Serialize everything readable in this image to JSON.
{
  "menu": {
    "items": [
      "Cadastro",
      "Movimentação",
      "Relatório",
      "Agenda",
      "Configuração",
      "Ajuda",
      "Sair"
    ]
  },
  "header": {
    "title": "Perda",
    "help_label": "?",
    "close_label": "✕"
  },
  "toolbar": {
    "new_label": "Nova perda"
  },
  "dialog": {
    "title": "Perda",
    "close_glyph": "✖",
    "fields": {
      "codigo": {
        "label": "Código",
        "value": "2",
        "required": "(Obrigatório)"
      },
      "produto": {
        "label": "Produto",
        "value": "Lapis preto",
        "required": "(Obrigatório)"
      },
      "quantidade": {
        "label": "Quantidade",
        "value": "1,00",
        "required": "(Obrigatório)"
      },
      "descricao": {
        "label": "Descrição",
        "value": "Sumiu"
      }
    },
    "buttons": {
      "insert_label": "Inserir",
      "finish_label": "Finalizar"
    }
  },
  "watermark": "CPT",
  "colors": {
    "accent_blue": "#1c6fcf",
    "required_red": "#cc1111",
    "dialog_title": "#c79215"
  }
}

— Exercise —
Gather and copy every line of the data in which the string "value" is found.

— In response —
        "value": "2",
        "value": "Lapis preto",
        "value": "1,00",
        "value": "Sumiu"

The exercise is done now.